Data entries:
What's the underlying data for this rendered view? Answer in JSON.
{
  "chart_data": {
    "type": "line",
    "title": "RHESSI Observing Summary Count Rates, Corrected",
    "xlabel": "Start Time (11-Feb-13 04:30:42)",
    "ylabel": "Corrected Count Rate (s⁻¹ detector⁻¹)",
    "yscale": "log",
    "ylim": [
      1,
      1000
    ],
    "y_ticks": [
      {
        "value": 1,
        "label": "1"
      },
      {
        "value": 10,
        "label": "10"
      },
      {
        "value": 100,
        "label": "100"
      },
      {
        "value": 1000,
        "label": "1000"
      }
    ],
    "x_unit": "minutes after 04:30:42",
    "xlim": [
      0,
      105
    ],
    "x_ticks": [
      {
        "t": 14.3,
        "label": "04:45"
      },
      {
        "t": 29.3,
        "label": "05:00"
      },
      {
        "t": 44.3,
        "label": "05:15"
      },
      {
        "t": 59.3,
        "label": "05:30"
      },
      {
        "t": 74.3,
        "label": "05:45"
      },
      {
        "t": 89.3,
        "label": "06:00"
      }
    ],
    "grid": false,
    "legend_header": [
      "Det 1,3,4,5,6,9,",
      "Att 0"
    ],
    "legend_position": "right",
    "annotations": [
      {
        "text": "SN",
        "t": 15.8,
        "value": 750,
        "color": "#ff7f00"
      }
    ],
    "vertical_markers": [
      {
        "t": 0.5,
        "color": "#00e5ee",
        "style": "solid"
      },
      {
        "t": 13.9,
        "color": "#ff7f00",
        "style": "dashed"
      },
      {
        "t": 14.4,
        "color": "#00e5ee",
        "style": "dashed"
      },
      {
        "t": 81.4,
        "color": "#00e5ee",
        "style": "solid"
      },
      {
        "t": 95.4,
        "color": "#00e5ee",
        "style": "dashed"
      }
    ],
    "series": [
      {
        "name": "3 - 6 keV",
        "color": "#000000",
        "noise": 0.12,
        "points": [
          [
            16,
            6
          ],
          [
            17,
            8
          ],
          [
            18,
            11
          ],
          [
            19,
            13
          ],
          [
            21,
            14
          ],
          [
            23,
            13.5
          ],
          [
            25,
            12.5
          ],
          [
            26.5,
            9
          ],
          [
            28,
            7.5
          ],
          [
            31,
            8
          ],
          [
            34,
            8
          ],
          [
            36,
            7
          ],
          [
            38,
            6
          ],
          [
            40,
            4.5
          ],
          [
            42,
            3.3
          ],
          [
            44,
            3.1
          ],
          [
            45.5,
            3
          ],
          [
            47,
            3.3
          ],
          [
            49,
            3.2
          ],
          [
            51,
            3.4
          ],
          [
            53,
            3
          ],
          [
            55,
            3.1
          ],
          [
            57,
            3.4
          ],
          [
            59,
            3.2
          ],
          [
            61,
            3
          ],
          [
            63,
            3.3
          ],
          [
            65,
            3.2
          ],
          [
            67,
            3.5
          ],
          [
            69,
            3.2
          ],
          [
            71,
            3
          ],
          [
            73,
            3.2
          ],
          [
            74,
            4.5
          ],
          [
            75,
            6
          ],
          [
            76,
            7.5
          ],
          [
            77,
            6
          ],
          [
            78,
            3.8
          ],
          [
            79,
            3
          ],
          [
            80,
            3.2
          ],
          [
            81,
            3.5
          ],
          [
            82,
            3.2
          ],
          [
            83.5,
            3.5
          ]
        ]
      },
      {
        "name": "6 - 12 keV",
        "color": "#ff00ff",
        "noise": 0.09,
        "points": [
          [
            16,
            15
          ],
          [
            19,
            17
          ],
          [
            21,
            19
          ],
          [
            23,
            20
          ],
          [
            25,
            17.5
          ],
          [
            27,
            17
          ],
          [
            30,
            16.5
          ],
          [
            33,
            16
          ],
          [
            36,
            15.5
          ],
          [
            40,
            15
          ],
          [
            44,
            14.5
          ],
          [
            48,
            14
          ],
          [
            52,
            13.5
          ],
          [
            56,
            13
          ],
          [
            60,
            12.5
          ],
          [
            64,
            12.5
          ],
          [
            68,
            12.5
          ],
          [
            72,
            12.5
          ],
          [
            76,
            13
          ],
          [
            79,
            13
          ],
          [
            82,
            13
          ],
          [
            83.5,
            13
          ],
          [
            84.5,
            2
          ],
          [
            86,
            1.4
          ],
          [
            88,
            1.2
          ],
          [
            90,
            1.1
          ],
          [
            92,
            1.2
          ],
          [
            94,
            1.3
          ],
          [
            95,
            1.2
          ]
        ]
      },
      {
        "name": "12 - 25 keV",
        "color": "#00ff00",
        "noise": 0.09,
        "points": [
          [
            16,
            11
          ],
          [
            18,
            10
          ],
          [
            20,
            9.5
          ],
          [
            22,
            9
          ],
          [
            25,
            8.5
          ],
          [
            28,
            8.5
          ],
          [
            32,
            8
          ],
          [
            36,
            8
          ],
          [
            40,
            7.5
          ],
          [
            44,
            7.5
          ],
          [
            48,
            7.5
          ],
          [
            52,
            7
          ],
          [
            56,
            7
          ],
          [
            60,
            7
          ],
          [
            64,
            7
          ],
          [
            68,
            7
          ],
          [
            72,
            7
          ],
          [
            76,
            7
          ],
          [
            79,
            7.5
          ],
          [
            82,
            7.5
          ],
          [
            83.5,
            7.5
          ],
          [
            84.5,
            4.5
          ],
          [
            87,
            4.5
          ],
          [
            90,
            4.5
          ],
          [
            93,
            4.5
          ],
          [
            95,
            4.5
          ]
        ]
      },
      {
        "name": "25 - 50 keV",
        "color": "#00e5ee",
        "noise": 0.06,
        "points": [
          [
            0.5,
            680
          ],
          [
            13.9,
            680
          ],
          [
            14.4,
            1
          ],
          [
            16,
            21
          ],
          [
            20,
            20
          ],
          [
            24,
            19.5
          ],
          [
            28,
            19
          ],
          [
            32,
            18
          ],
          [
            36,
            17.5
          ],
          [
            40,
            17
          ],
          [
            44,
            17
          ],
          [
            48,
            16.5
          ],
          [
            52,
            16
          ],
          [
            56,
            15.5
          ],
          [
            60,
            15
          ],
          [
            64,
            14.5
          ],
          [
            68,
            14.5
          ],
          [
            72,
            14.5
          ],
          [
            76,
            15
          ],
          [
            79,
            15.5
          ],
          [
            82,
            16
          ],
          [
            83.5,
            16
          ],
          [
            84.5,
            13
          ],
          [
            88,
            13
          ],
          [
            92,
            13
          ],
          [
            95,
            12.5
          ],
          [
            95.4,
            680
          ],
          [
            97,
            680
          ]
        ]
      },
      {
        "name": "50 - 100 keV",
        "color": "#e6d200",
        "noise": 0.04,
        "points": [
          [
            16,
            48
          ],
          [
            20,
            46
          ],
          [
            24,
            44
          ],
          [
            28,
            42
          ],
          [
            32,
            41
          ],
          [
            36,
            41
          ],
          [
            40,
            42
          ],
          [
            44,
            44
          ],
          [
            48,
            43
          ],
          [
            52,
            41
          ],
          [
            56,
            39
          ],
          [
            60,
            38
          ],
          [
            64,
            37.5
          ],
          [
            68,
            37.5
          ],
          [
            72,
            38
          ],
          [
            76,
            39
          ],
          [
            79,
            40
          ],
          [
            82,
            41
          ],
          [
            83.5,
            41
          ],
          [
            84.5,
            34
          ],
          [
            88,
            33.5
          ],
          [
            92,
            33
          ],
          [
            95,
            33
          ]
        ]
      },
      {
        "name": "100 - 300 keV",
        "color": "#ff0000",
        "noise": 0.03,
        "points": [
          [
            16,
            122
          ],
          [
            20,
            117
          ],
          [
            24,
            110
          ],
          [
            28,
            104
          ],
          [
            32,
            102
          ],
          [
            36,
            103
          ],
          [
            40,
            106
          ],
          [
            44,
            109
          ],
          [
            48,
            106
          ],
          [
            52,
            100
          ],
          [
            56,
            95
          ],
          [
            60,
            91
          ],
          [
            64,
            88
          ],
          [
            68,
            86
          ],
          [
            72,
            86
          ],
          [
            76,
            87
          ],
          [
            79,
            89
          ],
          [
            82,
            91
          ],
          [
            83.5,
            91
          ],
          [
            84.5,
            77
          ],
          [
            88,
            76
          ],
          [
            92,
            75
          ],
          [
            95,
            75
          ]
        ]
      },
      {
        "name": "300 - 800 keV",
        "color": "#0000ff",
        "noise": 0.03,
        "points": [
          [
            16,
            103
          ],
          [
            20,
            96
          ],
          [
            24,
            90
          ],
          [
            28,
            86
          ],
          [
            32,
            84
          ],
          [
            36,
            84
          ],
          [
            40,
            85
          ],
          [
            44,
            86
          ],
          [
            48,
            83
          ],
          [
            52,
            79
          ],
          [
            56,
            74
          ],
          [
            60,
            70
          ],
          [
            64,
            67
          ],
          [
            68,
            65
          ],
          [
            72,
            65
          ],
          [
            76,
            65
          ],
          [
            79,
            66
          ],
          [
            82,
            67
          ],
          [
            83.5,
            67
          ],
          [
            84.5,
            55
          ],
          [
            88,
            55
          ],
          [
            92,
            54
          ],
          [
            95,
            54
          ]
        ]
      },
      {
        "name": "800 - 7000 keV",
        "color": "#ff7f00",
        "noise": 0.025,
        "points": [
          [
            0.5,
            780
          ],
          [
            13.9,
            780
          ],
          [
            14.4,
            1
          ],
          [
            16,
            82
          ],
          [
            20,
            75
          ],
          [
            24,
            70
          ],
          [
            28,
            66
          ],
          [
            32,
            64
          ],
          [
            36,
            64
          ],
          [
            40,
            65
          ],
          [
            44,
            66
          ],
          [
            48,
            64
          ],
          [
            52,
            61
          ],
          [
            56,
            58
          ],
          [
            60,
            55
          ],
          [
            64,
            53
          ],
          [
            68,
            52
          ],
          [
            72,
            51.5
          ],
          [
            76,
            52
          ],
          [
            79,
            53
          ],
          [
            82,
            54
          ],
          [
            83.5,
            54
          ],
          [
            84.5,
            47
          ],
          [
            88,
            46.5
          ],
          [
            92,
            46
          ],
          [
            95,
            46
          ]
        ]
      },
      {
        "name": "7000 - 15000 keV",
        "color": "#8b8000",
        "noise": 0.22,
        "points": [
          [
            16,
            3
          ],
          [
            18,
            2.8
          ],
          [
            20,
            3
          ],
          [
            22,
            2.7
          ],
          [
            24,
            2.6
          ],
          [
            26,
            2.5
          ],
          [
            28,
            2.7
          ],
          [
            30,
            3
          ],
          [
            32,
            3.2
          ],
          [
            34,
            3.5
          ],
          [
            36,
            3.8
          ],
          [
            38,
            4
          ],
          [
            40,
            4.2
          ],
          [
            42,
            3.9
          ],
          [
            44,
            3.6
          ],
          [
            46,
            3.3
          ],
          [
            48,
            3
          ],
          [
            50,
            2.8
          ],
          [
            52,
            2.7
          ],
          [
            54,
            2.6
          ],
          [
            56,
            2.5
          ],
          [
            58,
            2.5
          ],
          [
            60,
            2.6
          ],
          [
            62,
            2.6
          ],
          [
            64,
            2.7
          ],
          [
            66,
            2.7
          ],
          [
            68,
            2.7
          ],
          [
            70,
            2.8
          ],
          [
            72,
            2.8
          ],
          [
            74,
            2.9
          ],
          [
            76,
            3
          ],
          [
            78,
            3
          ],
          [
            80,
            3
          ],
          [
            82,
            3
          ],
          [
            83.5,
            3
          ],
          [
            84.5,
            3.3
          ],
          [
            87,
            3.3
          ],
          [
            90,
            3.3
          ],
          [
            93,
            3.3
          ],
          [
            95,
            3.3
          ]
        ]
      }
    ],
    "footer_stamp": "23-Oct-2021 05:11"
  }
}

Given exercise: Pick out and copy the lines of the material that include the word "Corrected".

Exercise solution:
    "title": "RHESSI Observing Summary Count Rates, Corrected",
    "ylabel": "Corrected Count Rate (s⁻¹ detector⁻¹)",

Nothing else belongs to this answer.